━━━━━ Stored rows ━━━━━

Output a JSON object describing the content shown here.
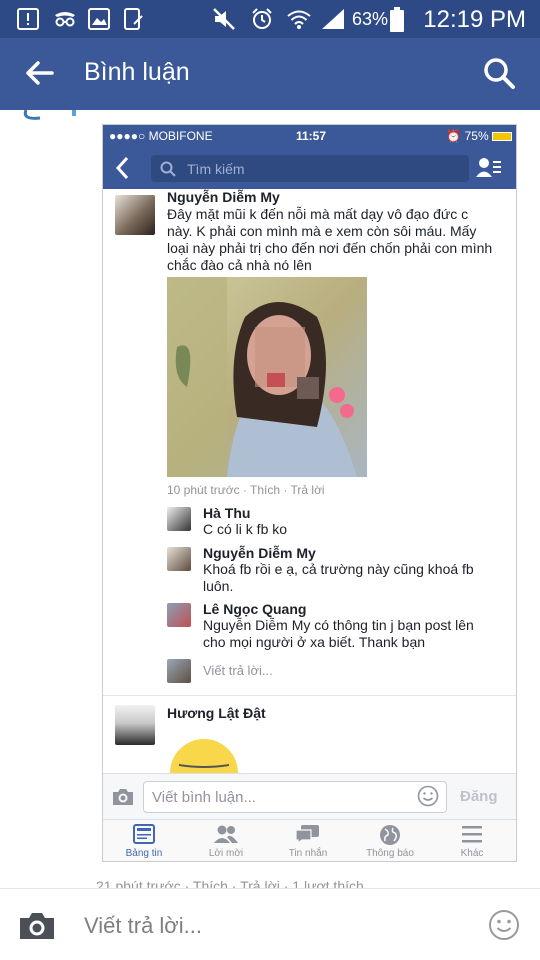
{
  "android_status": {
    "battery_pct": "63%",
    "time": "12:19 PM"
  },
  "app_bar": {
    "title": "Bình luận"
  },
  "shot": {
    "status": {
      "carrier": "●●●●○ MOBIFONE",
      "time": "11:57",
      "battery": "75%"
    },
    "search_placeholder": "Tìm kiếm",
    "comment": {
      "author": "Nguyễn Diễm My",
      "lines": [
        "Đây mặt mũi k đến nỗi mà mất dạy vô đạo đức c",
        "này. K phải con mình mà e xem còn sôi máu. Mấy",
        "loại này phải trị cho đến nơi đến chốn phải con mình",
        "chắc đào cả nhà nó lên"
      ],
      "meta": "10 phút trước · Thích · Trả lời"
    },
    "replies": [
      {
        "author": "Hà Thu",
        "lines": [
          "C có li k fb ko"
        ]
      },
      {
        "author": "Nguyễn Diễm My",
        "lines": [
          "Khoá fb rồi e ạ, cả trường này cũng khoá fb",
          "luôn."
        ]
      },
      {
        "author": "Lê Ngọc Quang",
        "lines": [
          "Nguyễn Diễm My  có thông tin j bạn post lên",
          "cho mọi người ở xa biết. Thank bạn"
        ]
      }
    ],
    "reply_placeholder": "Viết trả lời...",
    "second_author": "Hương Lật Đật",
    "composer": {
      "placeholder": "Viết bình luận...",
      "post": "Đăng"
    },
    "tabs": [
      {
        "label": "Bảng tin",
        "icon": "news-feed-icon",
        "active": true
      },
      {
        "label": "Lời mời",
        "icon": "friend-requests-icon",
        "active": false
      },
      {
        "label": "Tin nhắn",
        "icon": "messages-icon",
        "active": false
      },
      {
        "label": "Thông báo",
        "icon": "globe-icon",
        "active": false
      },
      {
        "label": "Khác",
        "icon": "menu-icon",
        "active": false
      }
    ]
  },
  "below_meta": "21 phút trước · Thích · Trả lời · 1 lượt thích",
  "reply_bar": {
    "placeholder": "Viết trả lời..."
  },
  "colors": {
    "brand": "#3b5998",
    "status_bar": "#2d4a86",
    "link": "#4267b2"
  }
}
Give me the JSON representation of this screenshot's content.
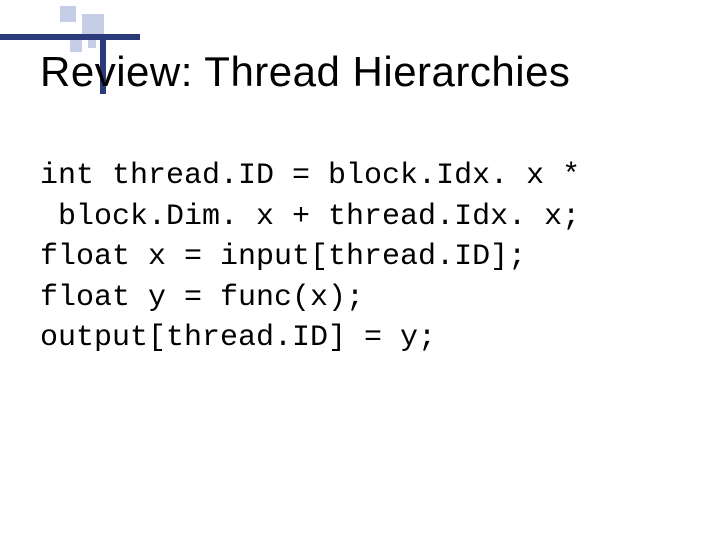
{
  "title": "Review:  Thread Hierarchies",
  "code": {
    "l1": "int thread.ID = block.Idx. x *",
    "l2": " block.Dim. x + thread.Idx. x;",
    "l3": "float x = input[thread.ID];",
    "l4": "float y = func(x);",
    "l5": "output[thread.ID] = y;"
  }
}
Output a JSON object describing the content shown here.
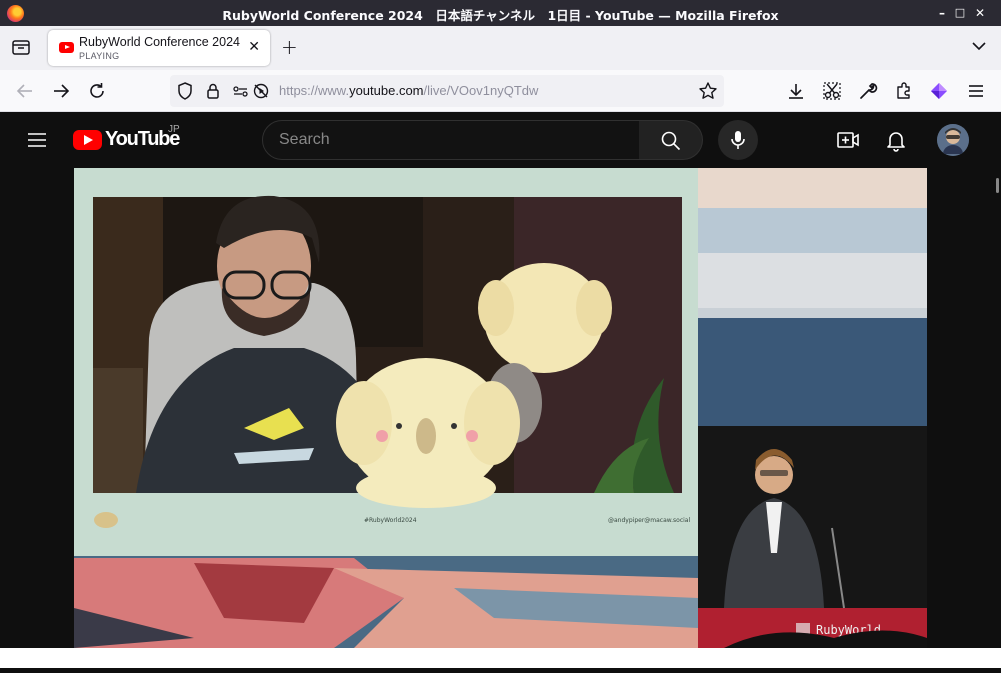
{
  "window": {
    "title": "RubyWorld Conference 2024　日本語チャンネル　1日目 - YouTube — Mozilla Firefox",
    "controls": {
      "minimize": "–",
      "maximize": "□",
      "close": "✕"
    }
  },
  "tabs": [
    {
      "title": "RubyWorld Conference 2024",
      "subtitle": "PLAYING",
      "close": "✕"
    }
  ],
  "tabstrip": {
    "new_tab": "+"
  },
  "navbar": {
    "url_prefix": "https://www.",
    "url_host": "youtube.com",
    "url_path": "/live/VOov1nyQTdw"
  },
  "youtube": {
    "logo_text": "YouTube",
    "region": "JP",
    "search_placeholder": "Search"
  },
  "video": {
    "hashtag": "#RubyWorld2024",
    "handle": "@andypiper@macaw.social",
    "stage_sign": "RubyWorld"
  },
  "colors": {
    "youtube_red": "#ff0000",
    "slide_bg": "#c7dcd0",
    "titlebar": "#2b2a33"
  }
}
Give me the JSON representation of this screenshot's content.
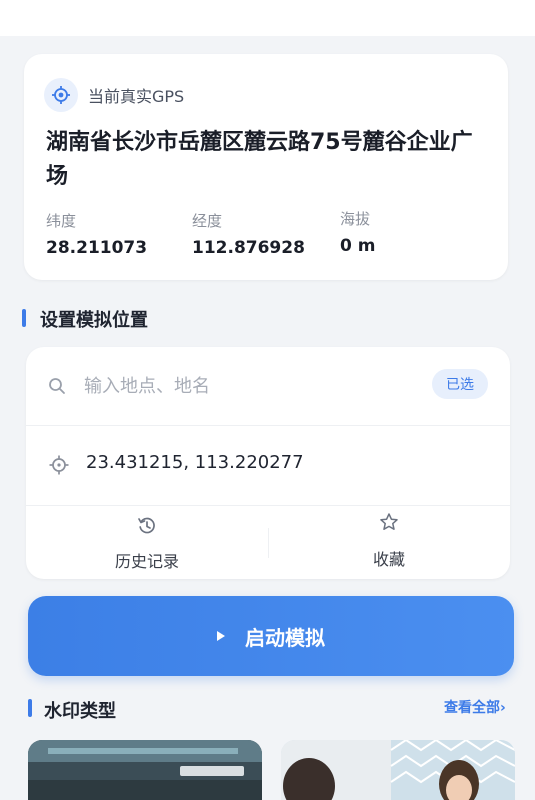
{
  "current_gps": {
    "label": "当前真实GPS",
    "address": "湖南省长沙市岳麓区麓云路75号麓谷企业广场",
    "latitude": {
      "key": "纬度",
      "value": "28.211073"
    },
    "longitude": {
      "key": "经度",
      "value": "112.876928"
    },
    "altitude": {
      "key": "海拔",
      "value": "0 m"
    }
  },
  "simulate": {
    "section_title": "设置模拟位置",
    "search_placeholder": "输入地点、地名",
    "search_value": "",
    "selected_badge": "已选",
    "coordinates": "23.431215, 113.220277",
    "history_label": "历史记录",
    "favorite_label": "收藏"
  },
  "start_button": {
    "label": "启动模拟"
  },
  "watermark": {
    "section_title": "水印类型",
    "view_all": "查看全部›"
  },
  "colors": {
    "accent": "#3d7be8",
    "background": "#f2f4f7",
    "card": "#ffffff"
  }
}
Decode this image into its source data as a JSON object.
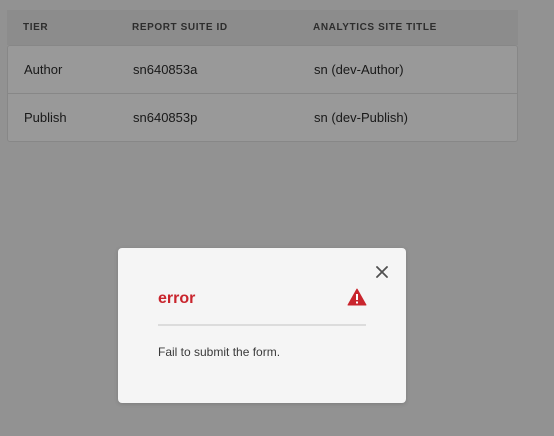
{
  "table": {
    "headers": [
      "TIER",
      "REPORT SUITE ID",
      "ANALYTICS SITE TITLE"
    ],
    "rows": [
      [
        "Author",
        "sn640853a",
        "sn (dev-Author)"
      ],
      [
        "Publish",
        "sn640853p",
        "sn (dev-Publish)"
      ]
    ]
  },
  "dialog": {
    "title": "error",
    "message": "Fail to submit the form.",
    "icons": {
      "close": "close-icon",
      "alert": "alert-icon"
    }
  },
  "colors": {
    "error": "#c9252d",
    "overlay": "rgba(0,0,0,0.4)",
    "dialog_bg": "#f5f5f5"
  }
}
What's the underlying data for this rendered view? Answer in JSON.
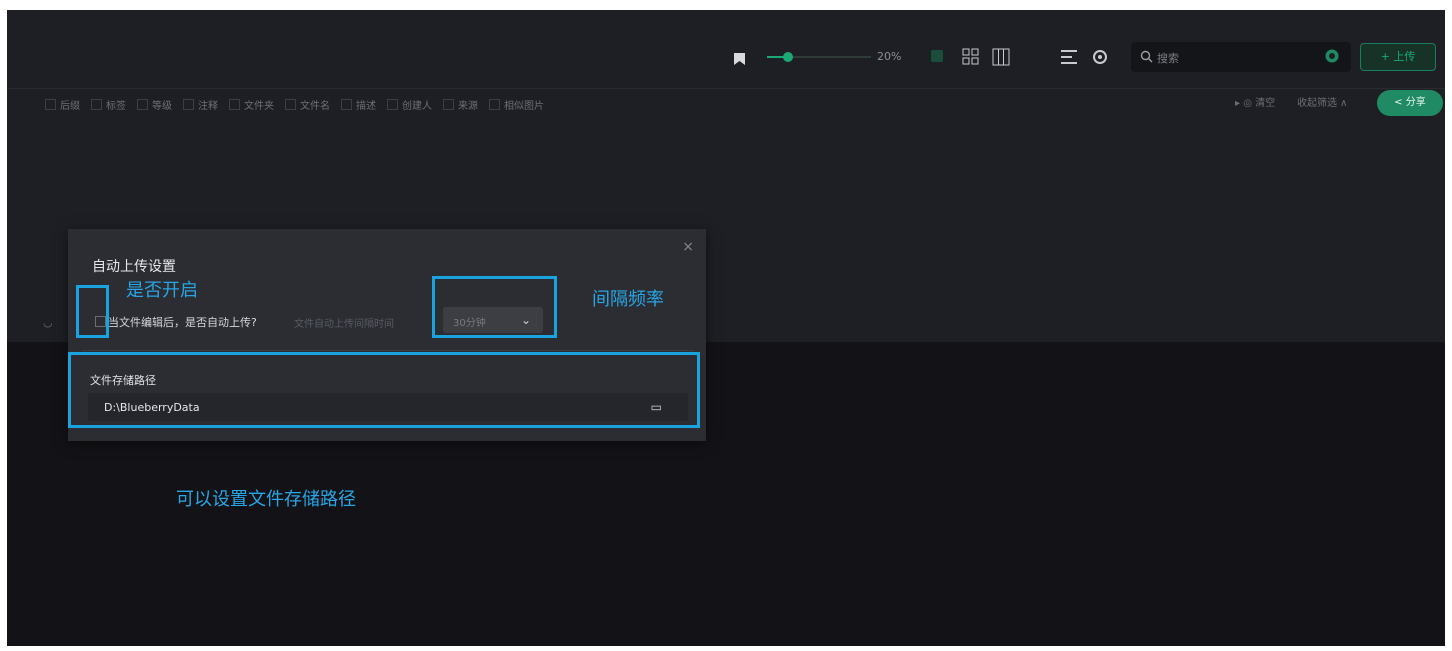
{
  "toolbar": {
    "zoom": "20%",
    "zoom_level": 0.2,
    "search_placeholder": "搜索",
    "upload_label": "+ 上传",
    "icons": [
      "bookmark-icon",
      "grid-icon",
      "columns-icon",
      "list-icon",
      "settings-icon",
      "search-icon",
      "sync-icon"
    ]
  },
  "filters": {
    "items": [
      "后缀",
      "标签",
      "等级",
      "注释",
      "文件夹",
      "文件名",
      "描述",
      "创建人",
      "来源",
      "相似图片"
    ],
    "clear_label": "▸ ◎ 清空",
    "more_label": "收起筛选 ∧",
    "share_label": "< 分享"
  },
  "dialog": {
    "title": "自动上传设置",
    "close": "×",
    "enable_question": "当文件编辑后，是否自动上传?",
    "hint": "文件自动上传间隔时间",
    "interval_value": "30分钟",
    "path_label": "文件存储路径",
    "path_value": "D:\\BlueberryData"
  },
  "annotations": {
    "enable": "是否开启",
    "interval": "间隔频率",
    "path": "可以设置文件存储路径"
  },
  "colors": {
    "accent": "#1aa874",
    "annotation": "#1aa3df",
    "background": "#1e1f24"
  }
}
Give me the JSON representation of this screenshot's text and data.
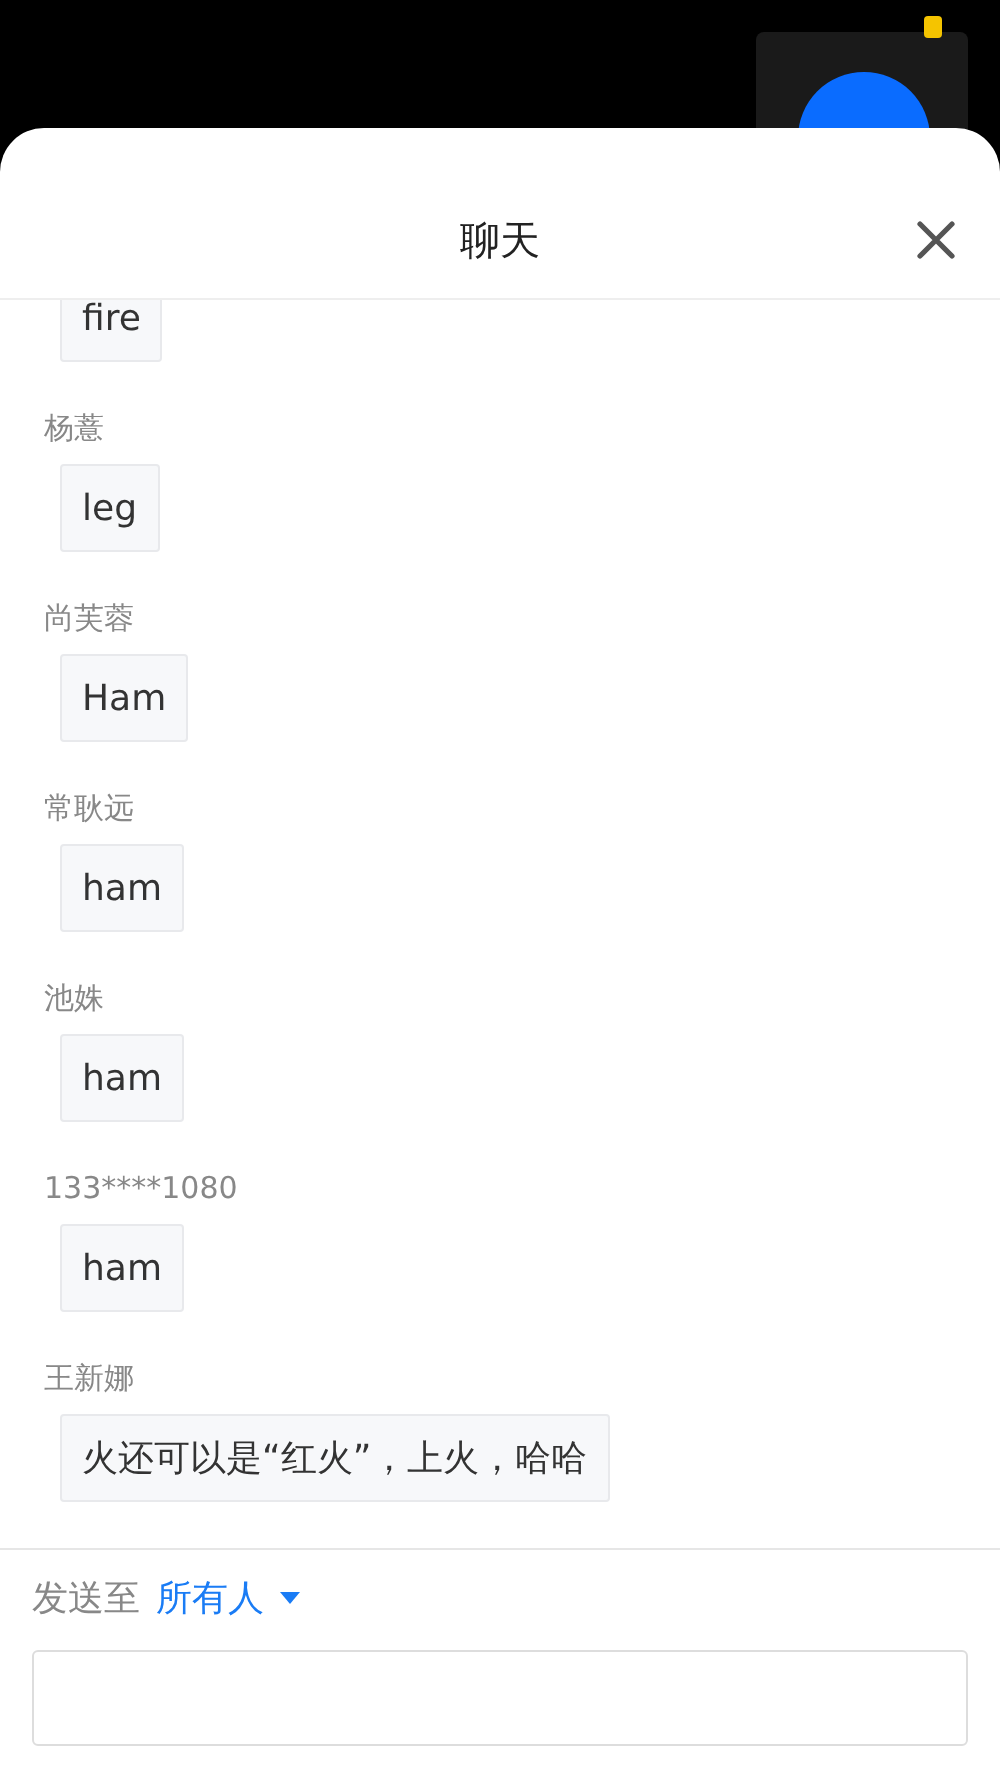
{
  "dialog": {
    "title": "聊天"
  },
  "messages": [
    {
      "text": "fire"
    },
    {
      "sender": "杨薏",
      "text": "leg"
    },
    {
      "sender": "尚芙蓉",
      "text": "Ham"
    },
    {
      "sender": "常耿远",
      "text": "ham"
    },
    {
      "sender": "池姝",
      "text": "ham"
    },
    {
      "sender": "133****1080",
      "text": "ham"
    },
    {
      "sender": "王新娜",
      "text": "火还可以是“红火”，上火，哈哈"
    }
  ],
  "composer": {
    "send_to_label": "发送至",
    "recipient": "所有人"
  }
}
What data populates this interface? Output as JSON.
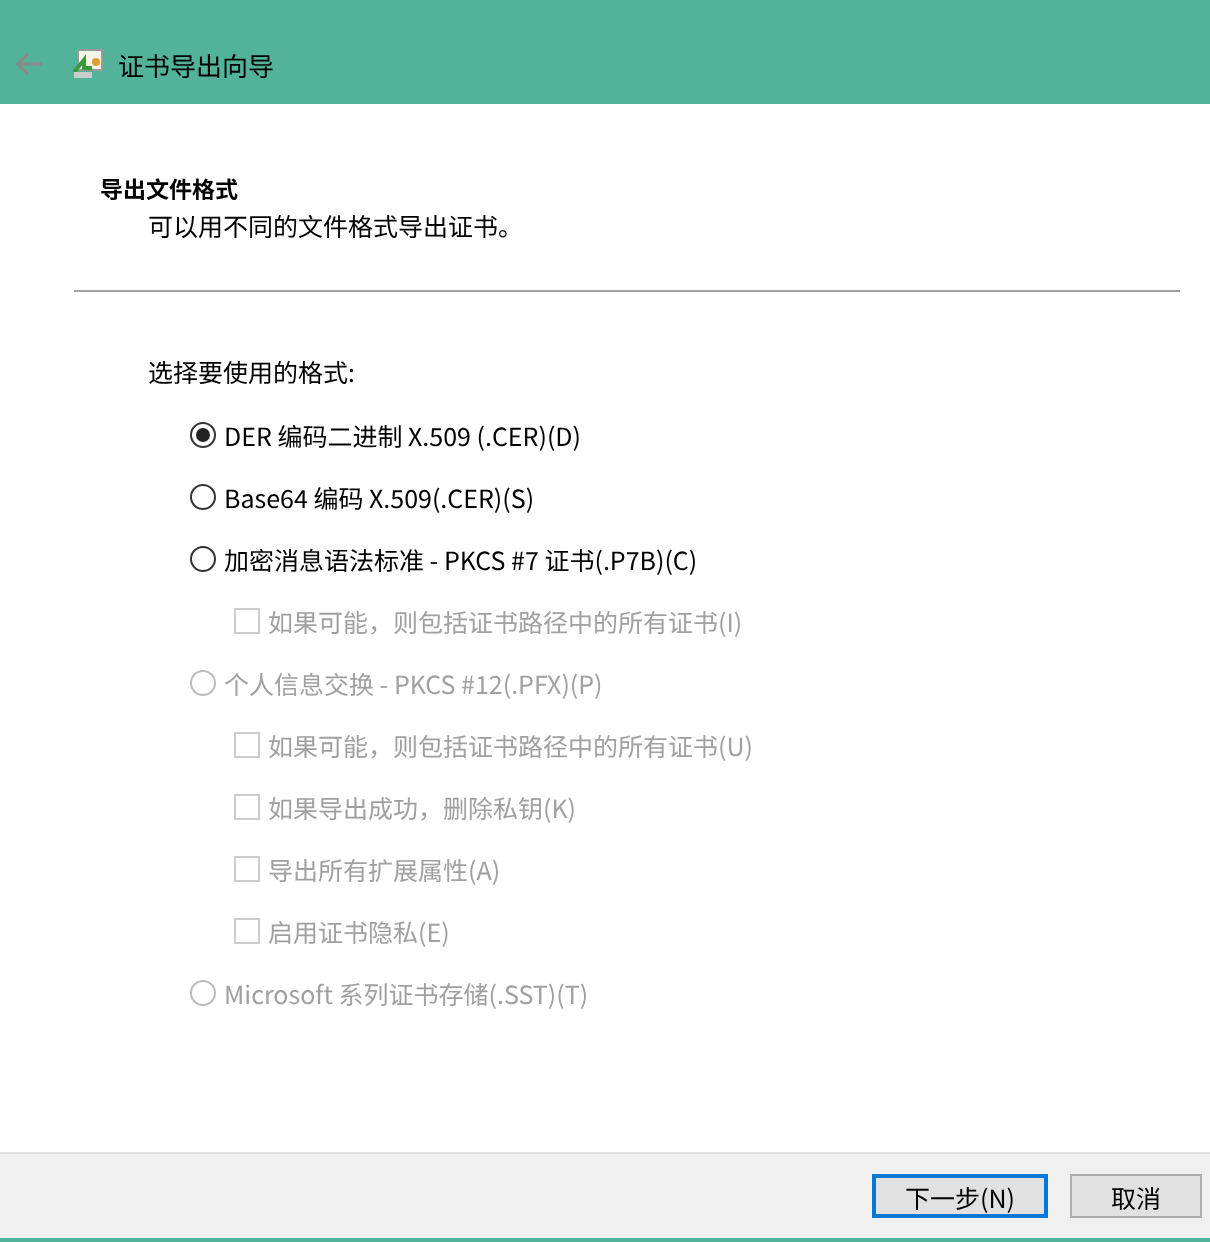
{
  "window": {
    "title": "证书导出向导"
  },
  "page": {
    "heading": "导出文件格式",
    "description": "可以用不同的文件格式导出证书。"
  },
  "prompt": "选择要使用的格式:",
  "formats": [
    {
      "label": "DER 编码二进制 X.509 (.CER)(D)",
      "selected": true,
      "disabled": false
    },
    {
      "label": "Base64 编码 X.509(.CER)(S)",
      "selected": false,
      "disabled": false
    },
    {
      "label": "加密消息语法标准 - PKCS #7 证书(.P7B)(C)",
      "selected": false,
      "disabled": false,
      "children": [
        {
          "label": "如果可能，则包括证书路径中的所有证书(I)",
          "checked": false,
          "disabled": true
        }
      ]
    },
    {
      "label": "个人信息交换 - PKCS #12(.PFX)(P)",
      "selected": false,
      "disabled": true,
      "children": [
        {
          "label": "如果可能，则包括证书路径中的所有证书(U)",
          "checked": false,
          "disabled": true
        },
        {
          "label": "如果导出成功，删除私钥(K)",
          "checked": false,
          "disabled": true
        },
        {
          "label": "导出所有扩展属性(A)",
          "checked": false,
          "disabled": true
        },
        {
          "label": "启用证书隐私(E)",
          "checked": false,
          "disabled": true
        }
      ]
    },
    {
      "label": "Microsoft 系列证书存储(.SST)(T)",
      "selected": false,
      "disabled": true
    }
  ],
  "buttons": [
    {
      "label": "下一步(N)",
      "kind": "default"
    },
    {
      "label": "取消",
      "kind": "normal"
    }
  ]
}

━━━━━

*Do this*. In the entries above, locate every line with the word "则包括证书路径中的所有证书" and copy it.

*Solution to the exercise*.
          "label": "如果可能，则包括证书路径中的所有证书(I)",
          "label": "如果可能，则包括证书路径中的所有证书(U)",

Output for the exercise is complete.